### [Dataset rows]
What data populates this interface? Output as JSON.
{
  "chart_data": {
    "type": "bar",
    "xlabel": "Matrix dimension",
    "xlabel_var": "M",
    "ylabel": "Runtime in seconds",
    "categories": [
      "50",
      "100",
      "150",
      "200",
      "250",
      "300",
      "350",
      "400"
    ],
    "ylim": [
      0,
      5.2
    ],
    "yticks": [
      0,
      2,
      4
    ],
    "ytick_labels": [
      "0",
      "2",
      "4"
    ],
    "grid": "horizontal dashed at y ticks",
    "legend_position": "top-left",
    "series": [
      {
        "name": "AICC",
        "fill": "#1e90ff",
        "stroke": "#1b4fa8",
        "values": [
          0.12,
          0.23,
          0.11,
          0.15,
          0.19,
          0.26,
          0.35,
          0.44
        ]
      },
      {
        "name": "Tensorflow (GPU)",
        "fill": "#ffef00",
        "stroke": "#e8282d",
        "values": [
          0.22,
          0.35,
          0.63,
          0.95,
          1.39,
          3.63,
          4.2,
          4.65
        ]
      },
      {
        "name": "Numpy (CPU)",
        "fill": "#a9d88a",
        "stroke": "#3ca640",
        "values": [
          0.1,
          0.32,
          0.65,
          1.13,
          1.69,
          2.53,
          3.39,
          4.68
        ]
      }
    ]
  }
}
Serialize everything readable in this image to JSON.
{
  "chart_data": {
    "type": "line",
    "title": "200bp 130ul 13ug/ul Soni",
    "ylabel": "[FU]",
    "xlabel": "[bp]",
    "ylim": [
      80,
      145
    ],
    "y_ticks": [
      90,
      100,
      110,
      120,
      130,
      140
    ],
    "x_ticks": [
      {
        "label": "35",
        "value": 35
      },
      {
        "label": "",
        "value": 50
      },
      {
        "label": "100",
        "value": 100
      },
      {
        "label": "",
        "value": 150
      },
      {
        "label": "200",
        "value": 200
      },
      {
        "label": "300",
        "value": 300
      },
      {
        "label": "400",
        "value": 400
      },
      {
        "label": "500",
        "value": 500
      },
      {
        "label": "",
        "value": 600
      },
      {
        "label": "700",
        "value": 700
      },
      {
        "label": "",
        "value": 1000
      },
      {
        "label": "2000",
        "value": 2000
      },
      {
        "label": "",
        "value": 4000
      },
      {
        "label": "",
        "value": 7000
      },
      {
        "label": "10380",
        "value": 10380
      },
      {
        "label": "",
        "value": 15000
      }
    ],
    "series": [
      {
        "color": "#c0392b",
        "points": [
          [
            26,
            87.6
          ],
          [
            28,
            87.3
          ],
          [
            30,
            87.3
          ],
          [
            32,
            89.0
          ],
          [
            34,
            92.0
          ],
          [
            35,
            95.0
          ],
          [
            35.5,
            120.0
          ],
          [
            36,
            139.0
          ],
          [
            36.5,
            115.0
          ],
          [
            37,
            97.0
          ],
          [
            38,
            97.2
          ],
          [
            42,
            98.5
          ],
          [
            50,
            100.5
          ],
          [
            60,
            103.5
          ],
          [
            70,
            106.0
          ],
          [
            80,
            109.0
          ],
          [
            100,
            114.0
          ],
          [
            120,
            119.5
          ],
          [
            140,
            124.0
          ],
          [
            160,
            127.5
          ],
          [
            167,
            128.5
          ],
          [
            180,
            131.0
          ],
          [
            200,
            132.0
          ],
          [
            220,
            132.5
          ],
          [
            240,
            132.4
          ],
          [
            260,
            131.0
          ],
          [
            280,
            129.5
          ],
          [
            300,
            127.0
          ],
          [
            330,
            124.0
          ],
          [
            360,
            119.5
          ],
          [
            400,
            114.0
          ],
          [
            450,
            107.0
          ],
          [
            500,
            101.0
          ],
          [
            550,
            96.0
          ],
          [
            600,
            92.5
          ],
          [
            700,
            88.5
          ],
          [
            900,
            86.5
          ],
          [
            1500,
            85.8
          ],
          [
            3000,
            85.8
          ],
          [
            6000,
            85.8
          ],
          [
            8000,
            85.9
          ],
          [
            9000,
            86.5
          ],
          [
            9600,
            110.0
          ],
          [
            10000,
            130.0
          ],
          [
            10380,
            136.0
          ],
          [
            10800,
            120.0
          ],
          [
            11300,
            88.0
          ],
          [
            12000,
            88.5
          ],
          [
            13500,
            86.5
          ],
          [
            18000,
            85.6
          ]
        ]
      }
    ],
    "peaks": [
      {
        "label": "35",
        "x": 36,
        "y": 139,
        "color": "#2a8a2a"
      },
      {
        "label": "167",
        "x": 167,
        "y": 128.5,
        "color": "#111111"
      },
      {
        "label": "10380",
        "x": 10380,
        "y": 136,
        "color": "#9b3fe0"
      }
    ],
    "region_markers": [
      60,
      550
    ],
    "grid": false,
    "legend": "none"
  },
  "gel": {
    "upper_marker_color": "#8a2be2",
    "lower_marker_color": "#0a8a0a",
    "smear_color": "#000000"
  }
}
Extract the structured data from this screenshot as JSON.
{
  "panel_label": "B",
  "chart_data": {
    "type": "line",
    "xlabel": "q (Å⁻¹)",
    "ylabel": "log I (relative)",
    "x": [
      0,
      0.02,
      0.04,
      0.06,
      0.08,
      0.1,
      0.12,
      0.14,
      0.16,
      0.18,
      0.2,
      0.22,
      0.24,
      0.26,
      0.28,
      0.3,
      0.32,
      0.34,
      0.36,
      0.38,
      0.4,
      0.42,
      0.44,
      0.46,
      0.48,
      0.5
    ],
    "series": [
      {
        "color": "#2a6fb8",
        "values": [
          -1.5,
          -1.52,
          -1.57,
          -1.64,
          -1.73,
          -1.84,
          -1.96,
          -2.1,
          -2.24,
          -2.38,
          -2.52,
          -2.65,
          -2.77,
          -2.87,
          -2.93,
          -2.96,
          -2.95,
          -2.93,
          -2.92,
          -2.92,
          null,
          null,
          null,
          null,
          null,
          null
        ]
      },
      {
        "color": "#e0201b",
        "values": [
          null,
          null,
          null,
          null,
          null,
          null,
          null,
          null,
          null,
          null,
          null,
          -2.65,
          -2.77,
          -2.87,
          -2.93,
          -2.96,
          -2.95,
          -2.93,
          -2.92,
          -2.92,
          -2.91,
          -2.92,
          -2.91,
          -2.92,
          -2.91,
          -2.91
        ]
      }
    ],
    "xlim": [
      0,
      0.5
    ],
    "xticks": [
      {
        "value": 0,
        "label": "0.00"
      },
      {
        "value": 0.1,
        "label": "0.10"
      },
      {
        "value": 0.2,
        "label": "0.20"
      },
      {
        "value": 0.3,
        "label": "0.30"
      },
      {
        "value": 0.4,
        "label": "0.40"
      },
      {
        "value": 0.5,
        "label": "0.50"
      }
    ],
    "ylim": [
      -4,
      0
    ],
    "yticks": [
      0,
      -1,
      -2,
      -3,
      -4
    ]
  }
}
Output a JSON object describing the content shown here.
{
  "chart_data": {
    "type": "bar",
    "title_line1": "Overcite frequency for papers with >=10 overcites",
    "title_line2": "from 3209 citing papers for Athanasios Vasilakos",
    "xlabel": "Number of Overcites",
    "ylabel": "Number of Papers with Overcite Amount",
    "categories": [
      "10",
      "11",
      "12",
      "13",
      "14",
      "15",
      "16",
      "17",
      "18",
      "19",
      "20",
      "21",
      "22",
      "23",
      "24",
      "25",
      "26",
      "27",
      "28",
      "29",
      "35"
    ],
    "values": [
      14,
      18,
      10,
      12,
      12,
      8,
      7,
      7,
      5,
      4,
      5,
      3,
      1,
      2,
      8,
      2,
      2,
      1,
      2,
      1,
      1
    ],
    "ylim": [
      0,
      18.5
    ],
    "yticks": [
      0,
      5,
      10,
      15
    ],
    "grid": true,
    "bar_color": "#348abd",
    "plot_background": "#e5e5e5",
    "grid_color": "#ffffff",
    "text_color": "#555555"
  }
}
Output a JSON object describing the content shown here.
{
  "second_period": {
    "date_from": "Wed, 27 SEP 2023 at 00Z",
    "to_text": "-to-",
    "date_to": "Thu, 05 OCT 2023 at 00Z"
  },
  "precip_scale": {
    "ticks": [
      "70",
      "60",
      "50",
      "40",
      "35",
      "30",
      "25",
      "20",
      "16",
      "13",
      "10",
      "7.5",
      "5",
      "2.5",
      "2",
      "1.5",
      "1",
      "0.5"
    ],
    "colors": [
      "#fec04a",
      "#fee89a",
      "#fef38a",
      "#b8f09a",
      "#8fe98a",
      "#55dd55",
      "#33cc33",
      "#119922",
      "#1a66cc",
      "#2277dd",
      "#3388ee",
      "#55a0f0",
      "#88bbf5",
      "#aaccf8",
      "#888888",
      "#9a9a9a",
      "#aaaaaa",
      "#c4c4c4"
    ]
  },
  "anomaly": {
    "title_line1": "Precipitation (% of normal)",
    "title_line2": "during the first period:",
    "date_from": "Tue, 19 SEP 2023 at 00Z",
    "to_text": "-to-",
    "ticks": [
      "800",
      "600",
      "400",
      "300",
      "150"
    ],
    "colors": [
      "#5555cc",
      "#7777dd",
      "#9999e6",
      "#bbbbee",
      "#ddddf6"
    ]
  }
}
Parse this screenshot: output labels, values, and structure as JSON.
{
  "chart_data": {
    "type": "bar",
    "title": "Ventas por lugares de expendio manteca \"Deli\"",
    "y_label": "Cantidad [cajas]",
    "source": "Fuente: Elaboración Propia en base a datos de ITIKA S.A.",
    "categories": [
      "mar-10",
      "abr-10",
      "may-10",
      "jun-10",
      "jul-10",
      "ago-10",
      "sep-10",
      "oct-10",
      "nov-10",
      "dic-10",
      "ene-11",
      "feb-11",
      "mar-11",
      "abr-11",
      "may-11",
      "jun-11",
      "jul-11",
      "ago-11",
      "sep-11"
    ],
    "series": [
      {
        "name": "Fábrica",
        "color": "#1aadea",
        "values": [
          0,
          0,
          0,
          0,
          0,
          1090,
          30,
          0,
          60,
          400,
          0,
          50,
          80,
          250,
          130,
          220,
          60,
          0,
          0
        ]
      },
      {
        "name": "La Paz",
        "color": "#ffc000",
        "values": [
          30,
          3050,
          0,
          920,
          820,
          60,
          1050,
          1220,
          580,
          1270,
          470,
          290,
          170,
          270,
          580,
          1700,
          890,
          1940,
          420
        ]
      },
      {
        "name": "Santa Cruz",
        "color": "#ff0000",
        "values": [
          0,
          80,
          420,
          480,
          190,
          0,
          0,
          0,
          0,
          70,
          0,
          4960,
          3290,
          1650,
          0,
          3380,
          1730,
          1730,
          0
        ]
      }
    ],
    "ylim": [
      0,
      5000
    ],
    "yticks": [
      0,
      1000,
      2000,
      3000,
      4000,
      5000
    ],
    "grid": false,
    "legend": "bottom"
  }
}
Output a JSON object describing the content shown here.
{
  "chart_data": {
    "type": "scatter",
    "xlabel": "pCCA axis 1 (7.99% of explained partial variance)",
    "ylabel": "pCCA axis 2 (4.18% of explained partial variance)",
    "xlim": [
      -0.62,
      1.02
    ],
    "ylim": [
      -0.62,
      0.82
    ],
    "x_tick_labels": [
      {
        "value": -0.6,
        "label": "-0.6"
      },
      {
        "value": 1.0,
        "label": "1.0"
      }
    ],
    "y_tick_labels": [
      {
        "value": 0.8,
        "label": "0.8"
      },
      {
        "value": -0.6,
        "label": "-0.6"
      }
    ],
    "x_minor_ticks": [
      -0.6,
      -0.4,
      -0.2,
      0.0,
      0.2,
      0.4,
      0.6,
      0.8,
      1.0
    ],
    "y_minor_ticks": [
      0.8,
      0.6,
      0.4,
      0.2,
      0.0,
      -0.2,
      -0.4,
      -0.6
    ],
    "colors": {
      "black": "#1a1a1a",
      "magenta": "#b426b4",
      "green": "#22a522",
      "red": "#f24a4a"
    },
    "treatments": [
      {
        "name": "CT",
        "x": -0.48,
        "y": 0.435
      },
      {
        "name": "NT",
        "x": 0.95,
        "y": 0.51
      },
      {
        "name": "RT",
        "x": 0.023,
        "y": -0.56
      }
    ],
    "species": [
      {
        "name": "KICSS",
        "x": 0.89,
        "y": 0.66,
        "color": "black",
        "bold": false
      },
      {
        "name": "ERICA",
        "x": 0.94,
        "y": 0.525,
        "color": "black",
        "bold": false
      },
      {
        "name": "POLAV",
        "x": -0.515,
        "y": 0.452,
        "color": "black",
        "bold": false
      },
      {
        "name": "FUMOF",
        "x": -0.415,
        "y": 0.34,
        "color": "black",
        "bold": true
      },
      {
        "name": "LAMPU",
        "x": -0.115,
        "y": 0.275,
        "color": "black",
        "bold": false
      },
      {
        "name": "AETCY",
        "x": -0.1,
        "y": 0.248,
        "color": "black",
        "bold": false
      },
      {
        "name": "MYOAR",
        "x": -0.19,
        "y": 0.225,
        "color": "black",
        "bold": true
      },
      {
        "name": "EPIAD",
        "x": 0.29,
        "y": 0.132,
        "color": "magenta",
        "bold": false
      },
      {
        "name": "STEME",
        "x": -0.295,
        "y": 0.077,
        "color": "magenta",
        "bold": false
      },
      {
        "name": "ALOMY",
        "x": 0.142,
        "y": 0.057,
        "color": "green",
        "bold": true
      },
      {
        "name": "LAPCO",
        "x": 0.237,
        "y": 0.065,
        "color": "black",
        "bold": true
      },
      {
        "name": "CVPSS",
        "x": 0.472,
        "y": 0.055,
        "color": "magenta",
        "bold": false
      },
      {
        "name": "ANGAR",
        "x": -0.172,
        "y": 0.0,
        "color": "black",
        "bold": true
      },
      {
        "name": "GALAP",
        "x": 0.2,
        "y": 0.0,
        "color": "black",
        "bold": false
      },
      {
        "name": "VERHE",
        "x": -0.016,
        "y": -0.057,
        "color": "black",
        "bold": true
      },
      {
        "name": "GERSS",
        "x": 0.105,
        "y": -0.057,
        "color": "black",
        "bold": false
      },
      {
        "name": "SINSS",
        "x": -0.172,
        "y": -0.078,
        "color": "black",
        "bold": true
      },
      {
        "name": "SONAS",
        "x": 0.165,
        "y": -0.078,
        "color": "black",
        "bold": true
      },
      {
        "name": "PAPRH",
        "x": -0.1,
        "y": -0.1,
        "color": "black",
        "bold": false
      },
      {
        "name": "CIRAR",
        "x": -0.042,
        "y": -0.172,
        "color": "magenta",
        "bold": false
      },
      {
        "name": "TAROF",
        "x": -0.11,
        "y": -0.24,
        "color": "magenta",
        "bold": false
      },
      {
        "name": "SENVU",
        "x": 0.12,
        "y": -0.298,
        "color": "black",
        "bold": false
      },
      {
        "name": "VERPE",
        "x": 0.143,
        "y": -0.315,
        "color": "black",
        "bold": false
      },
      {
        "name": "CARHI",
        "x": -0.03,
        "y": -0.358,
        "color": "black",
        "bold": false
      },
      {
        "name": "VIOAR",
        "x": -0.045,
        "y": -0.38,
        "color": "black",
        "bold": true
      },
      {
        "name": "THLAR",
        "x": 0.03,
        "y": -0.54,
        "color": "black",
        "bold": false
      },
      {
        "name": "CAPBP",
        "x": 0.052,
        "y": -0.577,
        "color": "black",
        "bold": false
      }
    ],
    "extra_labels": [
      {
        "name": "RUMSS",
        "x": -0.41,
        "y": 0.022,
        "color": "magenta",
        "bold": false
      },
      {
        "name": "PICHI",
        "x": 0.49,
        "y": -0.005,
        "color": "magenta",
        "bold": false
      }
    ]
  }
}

### [Task brief]
Wherever "Number" shows up in a line, copy that line.

### [Correct result]
    "xlabel": "Number of Overcites",
    "ylabel": "Number of Papers with Overcite Amount",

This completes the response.